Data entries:
○ ○ ○ ○ ○
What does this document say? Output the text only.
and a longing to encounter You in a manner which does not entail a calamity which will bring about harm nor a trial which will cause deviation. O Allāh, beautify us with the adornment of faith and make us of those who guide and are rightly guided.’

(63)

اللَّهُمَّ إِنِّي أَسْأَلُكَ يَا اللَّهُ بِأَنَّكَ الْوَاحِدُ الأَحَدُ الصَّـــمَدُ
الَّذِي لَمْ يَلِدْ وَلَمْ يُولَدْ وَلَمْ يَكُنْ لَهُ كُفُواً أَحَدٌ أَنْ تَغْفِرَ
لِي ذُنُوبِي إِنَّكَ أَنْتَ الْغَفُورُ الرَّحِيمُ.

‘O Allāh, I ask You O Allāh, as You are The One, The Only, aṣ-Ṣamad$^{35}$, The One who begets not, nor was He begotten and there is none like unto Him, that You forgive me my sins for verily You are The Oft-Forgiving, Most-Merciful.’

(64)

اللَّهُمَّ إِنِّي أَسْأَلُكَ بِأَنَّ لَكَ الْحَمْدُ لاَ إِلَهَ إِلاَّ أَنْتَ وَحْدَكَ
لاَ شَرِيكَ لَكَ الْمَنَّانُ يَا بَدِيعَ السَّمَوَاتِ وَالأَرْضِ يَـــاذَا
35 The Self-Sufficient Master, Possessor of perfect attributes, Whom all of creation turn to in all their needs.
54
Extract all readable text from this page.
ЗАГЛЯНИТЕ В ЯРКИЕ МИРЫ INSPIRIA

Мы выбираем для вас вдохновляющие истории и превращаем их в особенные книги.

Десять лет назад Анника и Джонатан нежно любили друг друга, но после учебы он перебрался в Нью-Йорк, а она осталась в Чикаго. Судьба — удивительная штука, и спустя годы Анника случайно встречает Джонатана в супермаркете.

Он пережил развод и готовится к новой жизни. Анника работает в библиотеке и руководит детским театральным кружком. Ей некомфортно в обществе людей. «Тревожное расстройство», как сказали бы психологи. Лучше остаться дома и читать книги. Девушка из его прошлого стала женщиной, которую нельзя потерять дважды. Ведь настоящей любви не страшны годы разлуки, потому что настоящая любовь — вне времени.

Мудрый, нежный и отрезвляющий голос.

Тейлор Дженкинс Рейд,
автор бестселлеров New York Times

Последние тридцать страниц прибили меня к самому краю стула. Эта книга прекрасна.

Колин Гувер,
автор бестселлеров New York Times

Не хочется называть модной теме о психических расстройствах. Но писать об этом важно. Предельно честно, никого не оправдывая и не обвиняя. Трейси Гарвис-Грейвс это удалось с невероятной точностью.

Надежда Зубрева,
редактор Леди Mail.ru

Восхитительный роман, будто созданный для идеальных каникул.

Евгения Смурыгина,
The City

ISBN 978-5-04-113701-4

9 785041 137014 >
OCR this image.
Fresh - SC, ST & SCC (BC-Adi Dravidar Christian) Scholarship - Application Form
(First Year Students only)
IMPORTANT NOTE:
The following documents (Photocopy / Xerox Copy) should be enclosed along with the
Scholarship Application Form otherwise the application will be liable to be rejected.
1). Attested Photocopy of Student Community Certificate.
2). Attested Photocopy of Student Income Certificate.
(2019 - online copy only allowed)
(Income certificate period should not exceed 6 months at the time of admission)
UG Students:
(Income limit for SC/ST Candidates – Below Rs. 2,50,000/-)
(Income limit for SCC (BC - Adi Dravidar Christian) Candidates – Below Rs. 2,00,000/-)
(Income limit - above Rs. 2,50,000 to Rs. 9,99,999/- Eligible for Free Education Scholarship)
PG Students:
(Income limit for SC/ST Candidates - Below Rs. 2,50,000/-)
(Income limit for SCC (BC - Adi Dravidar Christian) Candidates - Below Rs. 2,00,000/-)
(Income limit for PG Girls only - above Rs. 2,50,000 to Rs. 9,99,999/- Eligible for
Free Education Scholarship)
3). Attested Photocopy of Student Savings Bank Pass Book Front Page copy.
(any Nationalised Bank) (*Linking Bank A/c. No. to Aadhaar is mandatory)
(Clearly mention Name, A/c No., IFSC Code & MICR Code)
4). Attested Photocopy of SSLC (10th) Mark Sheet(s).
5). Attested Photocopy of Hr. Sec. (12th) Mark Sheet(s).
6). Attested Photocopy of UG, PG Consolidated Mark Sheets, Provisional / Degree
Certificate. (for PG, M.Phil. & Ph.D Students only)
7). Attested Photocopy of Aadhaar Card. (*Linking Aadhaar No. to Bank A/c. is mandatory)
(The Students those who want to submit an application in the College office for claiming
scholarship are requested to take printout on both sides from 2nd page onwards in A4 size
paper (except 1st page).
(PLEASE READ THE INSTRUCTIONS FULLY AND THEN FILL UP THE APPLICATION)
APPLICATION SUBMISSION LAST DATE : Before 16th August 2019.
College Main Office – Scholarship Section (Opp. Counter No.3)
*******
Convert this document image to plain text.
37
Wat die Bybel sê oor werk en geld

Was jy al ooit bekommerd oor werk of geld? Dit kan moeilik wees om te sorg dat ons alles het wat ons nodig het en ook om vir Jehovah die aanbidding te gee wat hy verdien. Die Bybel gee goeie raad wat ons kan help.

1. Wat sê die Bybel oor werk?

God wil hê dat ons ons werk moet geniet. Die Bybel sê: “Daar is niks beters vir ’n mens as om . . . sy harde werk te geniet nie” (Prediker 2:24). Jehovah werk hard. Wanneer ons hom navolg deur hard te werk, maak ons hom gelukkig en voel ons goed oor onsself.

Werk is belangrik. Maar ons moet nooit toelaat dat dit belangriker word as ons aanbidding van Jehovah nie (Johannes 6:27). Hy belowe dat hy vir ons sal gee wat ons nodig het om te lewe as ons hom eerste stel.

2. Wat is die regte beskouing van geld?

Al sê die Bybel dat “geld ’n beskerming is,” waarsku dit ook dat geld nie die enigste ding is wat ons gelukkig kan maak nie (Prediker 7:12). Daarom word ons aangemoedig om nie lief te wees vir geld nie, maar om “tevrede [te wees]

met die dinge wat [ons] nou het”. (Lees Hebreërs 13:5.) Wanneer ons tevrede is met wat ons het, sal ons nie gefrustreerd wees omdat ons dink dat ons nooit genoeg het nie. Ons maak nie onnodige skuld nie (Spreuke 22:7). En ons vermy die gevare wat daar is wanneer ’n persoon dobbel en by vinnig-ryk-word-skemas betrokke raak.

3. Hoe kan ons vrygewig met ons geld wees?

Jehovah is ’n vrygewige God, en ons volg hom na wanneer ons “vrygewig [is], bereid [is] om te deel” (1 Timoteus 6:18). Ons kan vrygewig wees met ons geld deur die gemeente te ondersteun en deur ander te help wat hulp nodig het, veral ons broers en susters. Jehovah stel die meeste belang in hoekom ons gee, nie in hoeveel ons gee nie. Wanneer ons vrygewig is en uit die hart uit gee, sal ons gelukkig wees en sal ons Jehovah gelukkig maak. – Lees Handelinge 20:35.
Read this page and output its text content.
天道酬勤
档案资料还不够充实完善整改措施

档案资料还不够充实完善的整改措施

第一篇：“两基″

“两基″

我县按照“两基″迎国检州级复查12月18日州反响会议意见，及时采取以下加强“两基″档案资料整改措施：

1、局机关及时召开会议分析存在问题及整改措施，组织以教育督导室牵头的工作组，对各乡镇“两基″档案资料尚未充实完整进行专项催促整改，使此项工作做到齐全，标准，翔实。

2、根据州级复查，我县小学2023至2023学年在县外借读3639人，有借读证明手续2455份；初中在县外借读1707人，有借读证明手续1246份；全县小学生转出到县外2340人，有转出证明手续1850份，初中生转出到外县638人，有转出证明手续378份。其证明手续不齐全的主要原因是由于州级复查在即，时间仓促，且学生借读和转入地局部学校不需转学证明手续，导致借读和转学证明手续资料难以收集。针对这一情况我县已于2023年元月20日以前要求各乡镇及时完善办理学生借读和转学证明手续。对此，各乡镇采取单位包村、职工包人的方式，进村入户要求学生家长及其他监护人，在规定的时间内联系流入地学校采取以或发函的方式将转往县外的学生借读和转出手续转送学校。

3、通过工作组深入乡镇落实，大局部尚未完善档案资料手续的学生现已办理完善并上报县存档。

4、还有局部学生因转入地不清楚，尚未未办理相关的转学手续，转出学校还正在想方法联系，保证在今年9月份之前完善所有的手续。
○ ○ ○ ○ ○
## DO THIS
Lines of the material that contain the word "Allāh" are to be gathered.

## PROBLEM SOLUTION
and a longing to encounter You in a manner which does not entail a calamity which will bring about harm nor a trial which will cause deviation. O Allāh, beautify us with the adornment of faith and make us of those who guide and are rightly guided.’
‘O Allāh, I ask You O Allāh, as You are The One, The Only, aṣ-Ṣamad$^{35}$, The One who begets not, nor was He begotten and there is none like unto Him, that You forgive me my sins for verily You are The Oft-Forgiving, Most-Merciful.’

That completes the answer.